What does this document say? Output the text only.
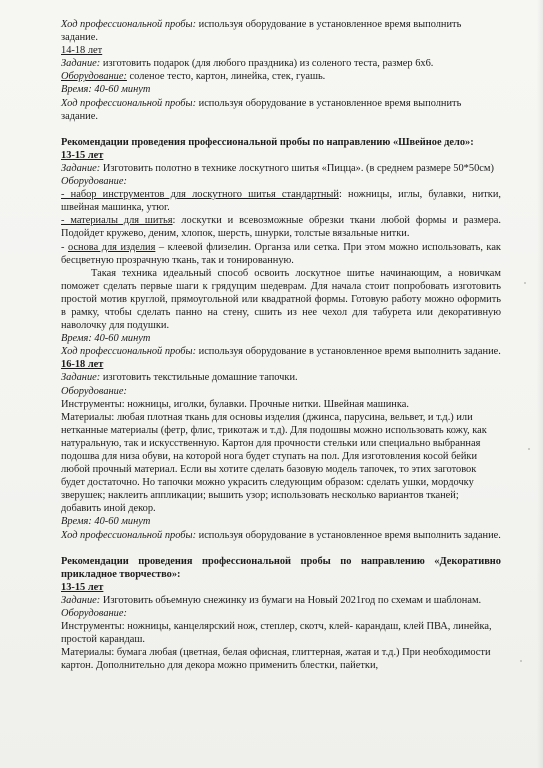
Ход профессиональной пробы: используя оборудование в установленное время выполнить

задание.

14-18 лет

Задание: изготовить подарок (для любого праздника) из соленого теста, размер 6х6.

Оборудование: соленое тесто, картон, линейка, стек, гуашь.

Время: 40-60 минут

Ход профессиональной пробы: используя оборудование в установленное время выполнить

задание.

Рекомендации проведения профессиональной пробы по направлению «Швейное дело»:

13-15 лет

Задание: Изготовить полотно в технике лоскутного шитья «Пицца». (в среднем размере 50*50см)

Оборудование:

- набор инструментов для лоскутного шитья стандартный: ножницы, иглы, булавки, нитки, швейная машинка, утюг.

- материалы для шитья: лоскутки и всевозможные обрезки ткани любой формы и размера. Подойдет кружево, деним, хлопок, шерсть, шнурки, толстые вязальные нитки.

- основа для изделия – клеевой флизелин. Органза или сетка. При этом можно использовать, как бесцветную прозрачную ткань, так и тонированную.

Такая техника идеальный способ освоить лоскутное шитье начинающим, а новичкам поможет сделать первые шаги к грядущим шедеврам. Для начала стоит попробовать изготовить простой мотив круглой, прямоугольной или квадратной формы. Готовую работу можно оформить в рамку, чтобы сделать панно на стену, сшить из нее чехол для табурета или декоративную наволочку для подушки.

Время: 40-60 минут

Ход профессиональной пробы: используя оборудование в установленное время выполнить задание.

16-18 лет

Задание: изготовить текстильные домашние тапочки.

Оборудование:

Инструменты: ножницы, иголки, булавки. Прочные нитки. Швейная машинка.

Материалы: любая плотная ткань для основы изделия (джинса, парусина, вельвет, и т.д.) или нетканные материалы (фетр, флис, трикотаж и т.д). Для подошвы можно использовать кожу, как натуральную, так и искусственную. Картон для прочности стельки или специально выбранная подошва для низа обуви, на которой нога будет ступать на пол. Для изготовления косой бейки любой прочный материал. Если вы хотите сделать базовую модель тапочек, то этих заготовок будет достаточно. Но тапочки можно украсить следующим образом: сделать ушки, мордочку зверушек; наклеить аппликации; вышить узор; использовать несколько вариантов тканей; добавить иной декор.

Время: 40-60 минут

Ход профессиональной пробы: используя оборудование в установленное время выполнить задание.

Рекомендации проведения профессиональной пробы по направлению «Декоративно прикладное творчество»:

13-15 лет

Задание: Изготовить объемную снежинку из бумаги на Новый 2021год по схемам и шаблонам.

Оборудование:

Инструменты: ножницы, канцелярский нож, степлер, скотч, клей- карандаш, клей ПВА, линейка, простой карандаш.

Материалы: бумага любая (цветная, белая офисная, глиттерная, жатая и т.д.) При необходимости картон. Дополнительно для декора можно применить блестки, пайетки,
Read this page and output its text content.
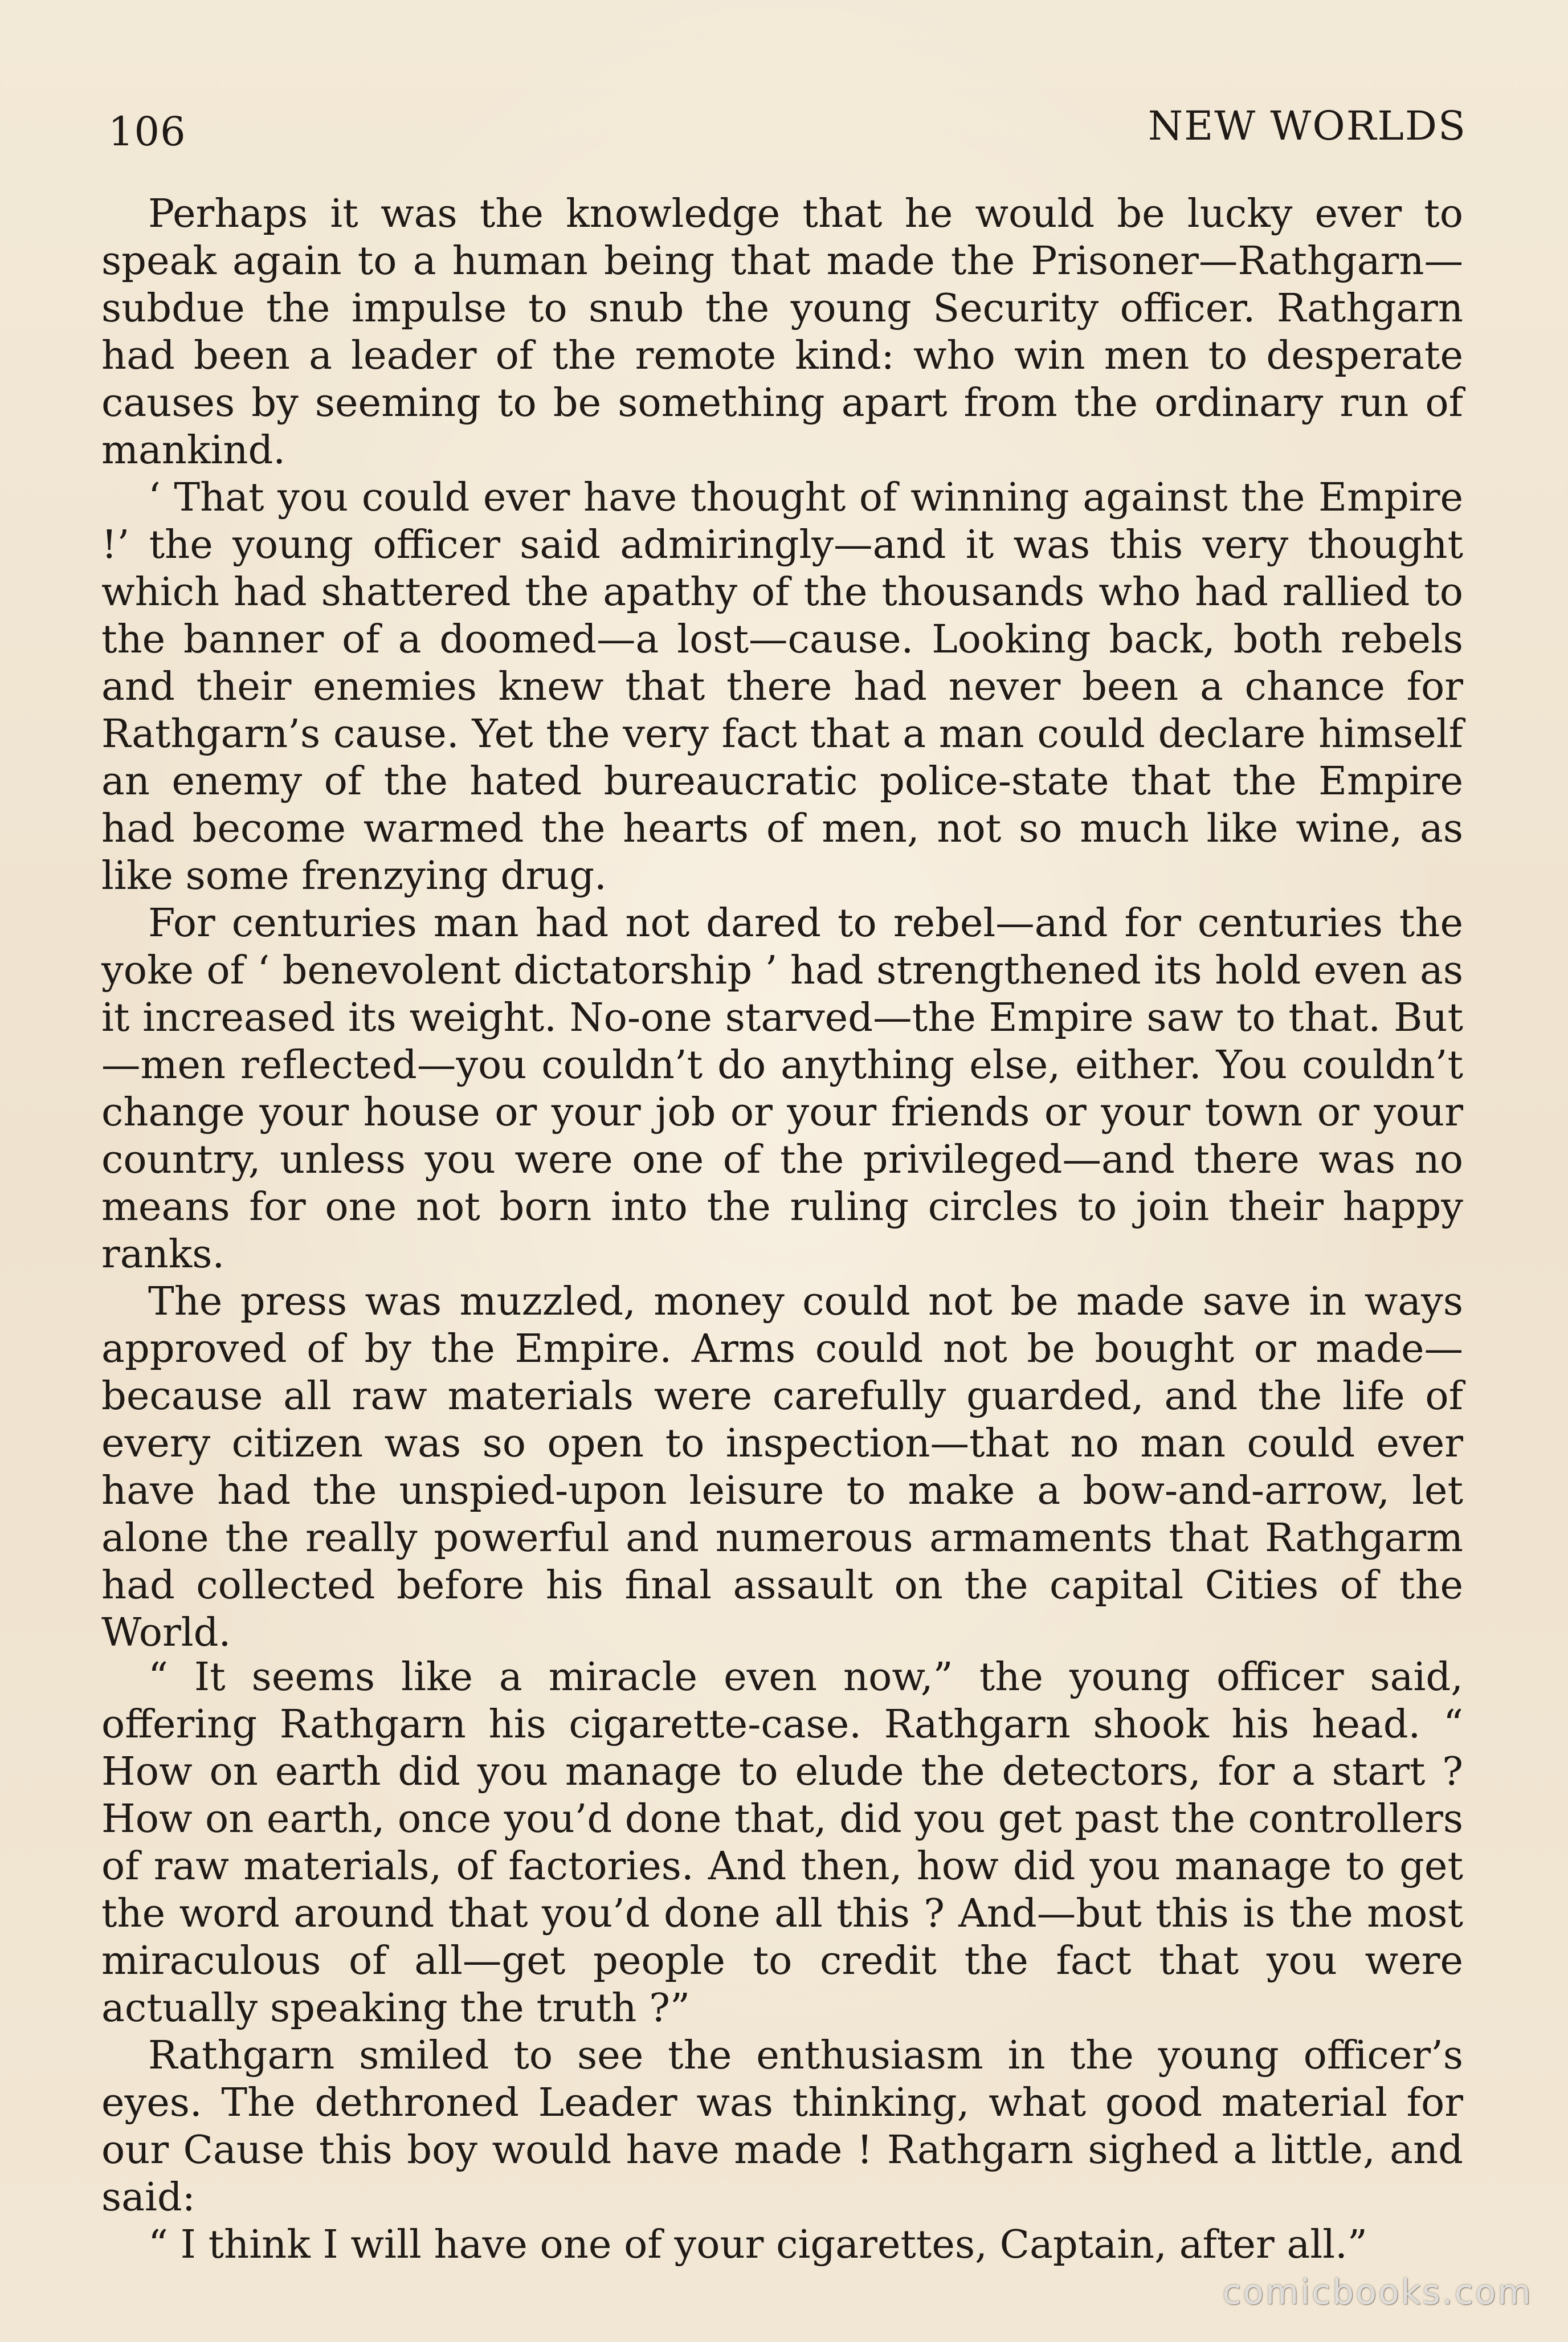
106	NEW WORLDS

Perhaps it was the knowledge that he would be lucky ever to speak again to a human being that made the Prisoner—Rathgarn—subdue the impulse to snub the young Security officer. Rathgarn had been a leader of the remote kind: who win men to desperate causes by seeming to be something apart from the ordinary run of mankind.

‘ That you could ever have thought of winning against the Empire !’ the young officer said admiringly—and it was this very thought which had shattered the apathy of the thousands who had rallied to the banner of a doomed—a lost—cause. Looking back, both rebels and their enemies knew that there had never been a chance for Rathgarn’s cause. Yet the very fact that a man could declare himself an enemy of the hated bureaucratic police-state that the Empire had become warmed the hearts of men, not so much like wine, as like some frenzying drug.

For centuries man had not dared to rebel—and for centuries the yoke of ‘ benevolent dictatorship ’ had strengthened its hold even as it increased its weight. No-one starved—the Empire saw to that. But—men reflected—you couldn’t do anything else, either. You couldn’t change your house or your job or your friends or your town or your country, unless you were one of the privileged—and there was no means for one not born into the ruling circles to join their happy ranks.

The press was muzzled, money could not be made save in ways approved of by the Empire. Arms could not be bought or made—because all raw materials were carefully guarded, and the life of every citizen was so open to inspection—that no man could ever have had the unspied-upon leisure to make a bow-and-arrow, let alone the really powerful and numerous armaments that Rathgarm had collected before his final assault on the capital Cities of the World.

“ It seems like a miracle even now,” the young officer said, offering Rathgarn his cigarette-case. Rathgarn shook his head. “ How on earth did you manage to elude the detectors, for a start ? How on earth, once you’d done that, did you get past the controllers of raw materials, of factories. And then, how did you manage to get the word around that you’d done all this ? And—but this is the most miraculous of all—get people to credit the fact that you were actually speaking the truth ?”

Rathgarn smiled to see the enthusiasm in the young officer’s eyes. The dethroned Leader was thinking, what good material for our Cause this boy would have made ! Rathgarn sighed a little, and said:

“ I think I will have one of your cigarettes, Captain, after all.”

comicbooks.com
☆ ☆ ☆ ☆ ☆
Directions: Retype the listing exactly. Pictures do not belong in the copy.

Result for this exercise:
What does this document say? Output the text only.
Ход профессиональной пробы: используя оборудование в установленное время выполнить

задание.

14-18 лет

Задание: изготовить подарок (для любого праздника) из соленого теста, размер 6х6.

Оборудование: соленое тесто, картон, линейка, стек, гуашь.

Время: 40-60 минут

Ход профессиональной пробы: используя оборудование в установленное время выполнить

задание.

Рекомендации проведения профессиональной пробы по направлению «Швейное дело»:

13-15 лет

Задание: Изготовить полотно в технике лоскутного шитья «Пицца». (в среднем размере 50*50см)

Оборудование:

- набор инструментов для лоскутного шитья стандартный: ножницы, иглы, булавки, нитки, швейная машинка, утюг.

- материалы для шитья: лоскутки и всевозможные обрезки ткани любой формы и размера. Подойдет кружево, деним, хлопок, шерсть, шнурки, толстые вязальные нитки.

- основа для изделия – клеевой флизелин. Органза или сетка. При этом можно использовать, как бесцветную прозрачную ткань, так и тонированную.

Такая техника идеальный способ освоить лоскутное шитье начинающим, а новичкам поможет сделать первые шаги к грядущим шедеврам. Для начала стоит попробовать изготовить простой мотив круглой, прямоугольной или квадратной формы. Готовую работу можно оформить в рамку, чтобы сделать панно на стену, сшить из нее чехол для табурета или декоративную наволочку для подушки.

Время: 40-60 минут

Ход профессиональной пробы: используя оборудование в установленное время выполнить задание.

16-18 лет

Задание: изготовить текстильные домашние тапочки.

Оборудование:

Инструменты: ножницы, иголки, булавки. Прочные нитки. Швейная машинка.

Материалы: любая плотная ткань для основы изделия (джинса, парусина, вельвет, и т.д.) или нетканные материалы (фетр, флис, трикотаж и т.д). Для подошвы можно использовать кожу, как натуральную, так и искусственную. Картон для прочности стельки или специально выбранная подошва для низа обуви, на которой нога будет ступать на пол. Для изготовления косой бейки любой прочный материал. Если вы хотите сделать базовую модель тапочек, то этих заготовок будет достаточно. Но тапочки можно украсить следующим образом: сделать ушки, мордочку зверушек; наклеить аппликации; вышить узор; использовать несколько вариантов тканей; добавить иной декор.

Время: 40-60 минут

Ход профессиональной пробы: используя оборудование в установленное время выполнить задание.

Рекомендации проведения профессиональной пробы по направлению «Декоративно прикладное творчество»:

13-15 лет

Задание: Изготовить объемную снежинку из бумаги на Новый 2021год по схемам и шаблонам.

Оборудование:

Инструменты: ножницы, канцелярский нож, степлер, скотч, клей- карандаш, клей ПВА, линейка, простой карандаш.

Материалы: бумага любая (цветная, белая офисная, глиттерная, жатая и т.д.) При необходимости картон. Дополнительно для декора можно применить блестки, пайетки,
Read this page and output its text content.
106	NEW WORLDS

Perhaps it was the knowledge that he would be lucky ever to speak again to a human being that made the Prisoner—Rathgarn—subdue the impulse to snub the young Security officer. Rathgarn had been a leader of the remote kind: who win men to desperate causes by seeming to be something apart from the ordinary run of mankind.

‘ That you could ever have thought of winning against the Empire !’ the young officer said admiringly—and it was this very thought which had shattered the apathy of the thousands who had rallied to the banner of a doomed—a lost—cause. Looking back, both rebels and their enemies knew that there had never been a chance for Rathgarn’s cause. Yet the very fact that a man could declare himself an enemy of the hated bureaucratic police-state that the Empire had become warmed the hearts of men, not so much like wine, as like some frenzying drug.

For centuries man had not dared to rebel—and for centuries the yoke of ‘ benevolent dictatorship ’ had strengthened its hold even as it increased its weight. No-one starved—the Empire saw to that. But—men reflected—you couldn’t do anything else, either. You couldn’t change your house or your job or your friends or your town or your country, unless you were one of the privileged—and there was no means for one not born into the ruling circles to join their happy ranks.

The press was muzzled, money could not be made save in ways approved of by the Empire. Arms could not be bought or made—because all raw materials were carefully guarded, and the life of every citizen was so open to inspection—that no man could ever have had the unspied-upon leisure to make a bow-and-arrow, let alone the really powerful and numerous armaments that Rathgarm had collected before his final assault on the capital Cities of the World.

“ It seems like a miracle even now,” the young officer said, offering Rathgarn his cigarette-case. Rathgarn shook his head. “ How on earth did you manage to elude the detectors, for a start ? How on earth, once you’d done that, did you get past the controllers of raw materials, of factories. And then, how did you manage to get the word around that you’d done all this ? And—but this is the most miraculous of all—get people to credit the fact that you were actually speaking the truth ?”

Rathgarn smiled to see the enthusiasm in the young officer’s eyes. The dethroned Leader was thinking, what good material for our Cause this boy would have made ! Rathgarn sighed a little, and said:

“ I think I will have one of your cigarettes, Captain, after all.”

comicbooks.com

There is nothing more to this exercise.